#### Data shown

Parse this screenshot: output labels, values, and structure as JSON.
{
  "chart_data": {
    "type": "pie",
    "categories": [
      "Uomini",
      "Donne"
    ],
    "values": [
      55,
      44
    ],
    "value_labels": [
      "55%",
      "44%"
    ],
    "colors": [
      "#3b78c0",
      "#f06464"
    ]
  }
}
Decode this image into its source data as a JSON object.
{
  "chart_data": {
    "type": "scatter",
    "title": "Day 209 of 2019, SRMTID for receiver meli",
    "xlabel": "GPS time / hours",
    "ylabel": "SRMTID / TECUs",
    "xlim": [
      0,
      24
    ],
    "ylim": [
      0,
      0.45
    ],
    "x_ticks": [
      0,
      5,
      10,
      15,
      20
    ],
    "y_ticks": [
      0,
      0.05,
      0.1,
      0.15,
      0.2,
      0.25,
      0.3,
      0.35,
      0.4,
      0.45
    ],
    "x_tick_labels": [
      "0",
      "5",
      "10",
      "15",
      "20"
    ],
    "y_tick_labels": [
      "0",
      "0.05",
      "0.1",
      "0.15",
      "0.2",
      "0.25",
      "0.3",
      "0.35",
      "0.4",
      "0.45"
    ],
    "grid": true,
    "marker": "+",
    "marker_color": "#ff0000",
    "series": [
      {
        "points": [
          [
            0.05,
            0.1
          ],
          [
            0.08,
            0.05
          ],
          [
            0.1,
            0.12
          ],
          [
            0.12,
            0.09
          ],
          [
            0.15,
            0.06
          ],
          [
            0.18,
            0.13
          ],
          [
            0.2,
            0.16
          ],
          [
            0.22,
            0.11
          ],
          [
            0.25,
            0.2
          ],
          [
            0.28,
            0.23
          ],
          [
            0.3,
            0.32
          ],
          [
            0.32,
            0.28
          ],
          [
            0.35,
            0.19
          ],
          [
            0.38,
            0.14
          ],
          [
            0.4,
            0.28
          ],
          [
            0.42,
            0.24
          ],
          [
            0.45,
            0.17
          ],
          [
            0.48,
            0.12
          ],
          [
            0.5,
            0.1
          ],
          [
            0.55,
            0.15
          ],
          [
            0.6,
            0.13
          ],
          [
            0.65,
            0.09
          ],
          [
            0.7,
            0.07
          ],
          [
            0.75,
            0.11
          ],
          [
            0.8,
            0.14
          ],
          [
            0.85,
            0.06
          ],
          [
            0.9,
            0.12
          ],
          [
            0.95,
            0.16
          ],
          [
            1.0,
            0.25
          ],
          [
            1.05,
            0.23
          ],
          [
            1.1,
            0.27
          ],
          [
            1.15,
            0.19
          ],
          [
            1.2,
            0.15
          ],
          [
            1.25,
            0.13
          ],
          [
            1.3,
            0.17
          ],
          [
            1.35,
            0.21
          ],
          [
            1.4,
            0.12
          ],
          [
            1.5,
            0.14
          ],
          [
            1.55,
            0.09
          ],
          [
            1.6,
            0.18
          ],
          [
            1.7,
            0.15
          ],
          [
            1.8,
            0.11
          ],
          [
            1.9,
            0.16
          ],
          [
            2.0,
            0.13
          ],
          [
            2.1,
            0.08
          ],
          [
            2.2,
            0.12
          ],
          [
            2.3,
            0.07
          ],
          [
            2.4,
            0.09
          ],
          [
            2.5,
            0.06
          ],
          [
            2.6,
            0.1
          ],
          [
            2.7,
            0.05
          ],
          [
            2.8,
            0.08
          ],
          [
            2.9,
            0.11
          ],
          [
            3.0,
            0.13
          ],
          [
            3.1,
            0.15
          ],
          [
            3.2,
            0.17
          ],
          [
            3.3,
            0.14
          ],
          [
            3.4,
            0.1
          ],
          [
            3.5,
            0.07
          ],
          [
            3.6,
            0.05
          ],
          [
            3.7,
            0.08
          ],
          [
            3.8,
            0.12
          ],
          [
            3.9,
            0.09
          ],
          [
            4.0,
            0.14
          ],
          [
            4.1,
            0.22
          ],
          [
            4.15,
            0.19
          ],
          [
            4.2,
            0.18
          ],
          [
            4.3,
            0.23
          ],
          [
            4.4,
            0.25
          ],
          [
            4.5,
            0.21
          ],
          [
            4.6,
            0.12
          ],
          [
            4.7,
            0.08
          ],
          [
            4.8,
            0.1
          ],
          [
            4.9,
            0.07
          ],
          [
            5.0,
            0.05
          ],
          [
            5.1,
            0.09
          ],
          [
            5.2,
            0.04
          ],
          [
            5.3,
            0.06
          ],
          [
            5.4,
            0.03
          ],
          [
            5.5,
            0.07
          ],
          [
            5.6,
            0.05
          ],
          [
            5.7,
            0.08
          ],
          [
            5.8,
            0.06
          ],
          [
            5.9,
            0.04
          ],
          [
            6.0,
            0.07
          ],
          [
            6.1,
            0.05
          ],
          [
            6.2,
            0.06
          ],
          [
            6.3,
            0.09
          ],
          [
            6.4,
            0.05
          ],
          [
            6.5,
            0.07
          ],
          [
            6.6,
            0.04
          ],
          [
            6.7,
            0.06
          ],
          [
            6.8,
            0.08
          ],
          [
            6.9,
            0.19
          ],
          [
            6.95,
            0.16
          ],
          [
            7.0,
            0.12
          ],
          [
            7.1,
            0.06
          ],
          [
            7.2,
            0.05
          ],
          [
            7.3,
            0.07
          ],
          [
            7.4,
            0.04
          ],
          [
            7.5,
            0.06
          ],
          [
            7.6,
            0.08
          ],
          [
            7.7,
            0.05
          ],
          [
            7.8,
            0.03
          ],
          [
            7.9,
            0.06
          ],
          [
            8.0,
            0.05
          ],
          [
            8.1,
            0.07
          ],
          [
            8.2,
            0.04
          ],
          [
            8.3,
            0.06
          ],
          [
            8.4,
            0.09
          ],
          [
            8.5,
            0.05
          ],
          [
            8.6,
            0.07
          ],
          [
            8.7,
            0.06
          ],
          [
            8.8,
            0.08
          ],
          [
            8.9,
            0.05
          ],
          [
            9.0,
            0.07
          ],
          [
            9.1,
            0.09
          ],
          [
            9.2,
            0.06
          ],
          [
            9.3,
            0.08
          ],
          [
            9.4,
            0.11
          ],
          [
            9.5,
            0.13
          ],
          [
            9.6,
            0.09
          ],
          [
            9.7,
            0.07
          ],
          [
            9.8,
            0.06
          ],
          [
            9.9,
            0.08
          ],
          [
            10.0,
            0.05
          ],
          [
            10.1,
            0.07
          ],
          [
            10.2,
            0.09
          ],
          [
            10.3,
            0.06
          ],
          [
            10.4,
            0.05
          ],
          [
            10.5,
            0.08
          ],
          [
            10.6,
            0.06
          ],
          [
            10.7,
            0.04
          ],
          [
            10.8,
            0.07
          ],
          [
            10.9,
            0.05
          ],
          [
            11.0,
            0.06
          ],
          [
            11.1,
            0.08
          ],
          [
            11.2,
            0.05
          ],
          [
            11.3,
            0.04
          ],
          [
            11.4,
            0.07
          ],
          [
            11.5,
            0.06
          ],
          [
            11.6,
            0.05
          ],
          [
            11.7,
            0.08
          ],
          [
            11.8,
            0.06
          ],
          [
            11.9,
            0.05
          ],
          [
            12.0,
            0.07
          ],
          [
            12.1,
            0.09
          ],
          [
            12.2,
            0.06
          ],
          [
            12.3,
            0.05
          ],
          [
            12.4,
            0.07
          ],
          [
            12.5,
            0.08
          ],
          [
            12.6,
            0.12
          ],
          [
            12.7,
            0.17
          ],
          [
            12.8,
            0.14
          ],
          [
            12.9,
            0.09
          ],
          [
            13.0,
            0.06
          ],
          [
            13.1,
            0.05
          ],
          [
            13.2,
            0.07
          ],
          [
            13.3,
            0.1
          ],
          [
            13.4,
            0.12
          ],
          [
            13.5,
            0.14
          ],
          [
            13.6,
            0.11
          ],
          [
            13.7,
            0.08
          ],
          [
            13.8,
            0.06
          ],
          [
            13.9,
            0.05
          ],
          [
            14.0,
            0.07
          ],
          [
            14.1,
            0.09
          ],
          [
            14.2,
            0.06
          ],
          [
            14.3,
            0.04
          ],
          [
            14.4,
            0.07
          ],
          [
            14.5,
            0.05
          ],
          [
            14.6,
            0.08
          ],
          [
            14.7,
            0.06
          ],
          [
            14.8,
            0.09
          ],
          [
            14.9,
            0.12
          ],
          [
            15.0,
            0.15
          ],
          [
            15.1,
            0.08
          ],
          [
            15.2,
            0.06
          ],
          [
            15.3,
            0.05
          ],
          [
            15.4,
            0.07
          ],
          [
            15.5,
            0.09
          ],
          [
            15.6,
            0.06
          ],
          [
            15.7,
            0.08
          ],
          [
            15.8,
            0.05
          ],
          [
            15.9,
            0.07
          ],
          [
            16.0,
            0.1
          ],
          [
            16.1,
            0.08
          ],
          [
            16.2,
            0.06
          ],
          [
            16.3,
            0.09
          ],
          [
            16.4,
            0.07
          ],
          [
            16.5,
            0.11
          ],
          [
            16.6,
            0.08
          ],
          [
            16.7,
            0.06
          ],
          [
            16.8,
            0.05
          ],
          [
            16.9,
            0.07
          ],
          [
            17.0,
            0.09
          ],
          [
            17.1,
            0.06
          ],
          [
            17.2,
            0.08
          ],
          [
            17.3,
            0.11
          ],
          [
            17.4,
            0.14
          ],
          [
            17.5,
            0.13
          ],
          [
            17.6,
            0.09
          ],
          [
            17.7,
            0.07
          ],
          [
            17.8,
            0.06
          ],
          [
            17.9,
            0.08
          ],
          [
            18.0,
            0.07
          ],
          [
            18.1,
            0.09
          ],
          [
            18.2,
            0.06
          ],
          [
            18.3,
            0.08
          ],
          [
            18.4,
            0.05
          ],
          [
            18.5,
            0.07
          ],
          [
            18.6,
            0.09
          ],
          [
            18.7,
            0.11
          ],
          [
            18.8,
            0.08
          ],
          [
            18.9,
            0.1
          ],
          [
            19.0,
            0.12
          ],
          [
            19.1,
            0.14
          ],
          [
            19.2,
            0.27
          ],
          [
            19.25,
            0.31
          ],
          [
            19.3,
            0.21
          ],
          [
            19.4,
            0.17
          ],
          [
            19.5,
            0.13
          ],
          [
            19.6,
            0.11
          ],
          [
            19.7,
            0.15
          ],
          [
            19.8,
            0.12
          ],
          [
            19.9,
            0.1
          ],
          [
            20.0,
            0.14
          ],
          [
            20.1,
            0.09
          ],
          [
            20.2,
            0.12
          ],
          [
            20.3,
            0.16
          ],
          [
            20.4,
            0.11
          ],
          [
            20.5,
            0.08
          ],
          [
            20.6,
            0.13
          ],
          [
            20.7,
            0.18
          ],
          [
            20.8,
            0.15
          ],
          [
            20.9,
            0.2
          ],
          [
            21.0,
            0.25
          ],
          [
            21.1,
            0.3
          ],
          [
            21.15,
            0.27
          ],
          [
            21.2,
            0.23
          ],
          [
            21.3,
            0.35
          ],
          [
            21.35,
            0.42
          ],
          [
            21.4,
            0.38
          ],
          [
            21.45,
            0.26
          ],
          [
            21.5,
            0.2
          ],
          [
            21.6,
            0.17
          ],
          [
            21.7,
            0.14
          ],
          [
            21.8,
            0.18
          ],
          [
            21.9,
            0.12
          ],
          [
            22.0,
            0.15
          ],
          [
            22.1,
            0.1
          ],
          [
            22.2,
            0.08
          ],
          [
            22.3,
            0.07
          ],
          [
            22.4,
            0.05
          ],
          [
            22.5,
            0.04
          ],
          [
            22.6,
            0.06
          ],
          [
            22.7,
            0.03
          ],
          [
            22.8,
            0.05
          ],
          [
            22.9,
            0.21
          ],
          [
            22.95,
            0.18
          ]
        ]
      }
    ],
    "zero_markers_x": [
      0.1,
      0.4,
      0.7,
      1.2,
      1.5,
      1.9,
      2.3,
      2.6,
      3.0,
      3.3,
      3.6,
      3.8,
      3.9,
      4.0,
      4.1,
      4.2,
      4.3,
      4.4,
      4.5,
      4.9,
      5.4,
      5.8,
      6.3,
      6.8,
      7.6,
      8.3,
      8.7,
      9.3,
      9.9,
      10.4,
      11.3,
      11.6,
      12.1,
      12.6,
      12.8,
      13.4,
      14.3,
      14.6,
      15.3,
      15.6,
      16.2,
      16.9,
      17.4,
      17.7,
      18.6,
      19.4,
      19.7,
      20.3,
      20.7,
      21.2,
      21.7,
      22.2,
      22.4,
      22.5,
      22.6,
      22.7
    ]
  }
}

########

- [The exercise]
Read the lines above. Gather those in which the string "JSON" is found.

- [Exercise solution]
Parse this screenshot: output labels, values, and structure as JSON.
Decode this image into its source data as a JSON object.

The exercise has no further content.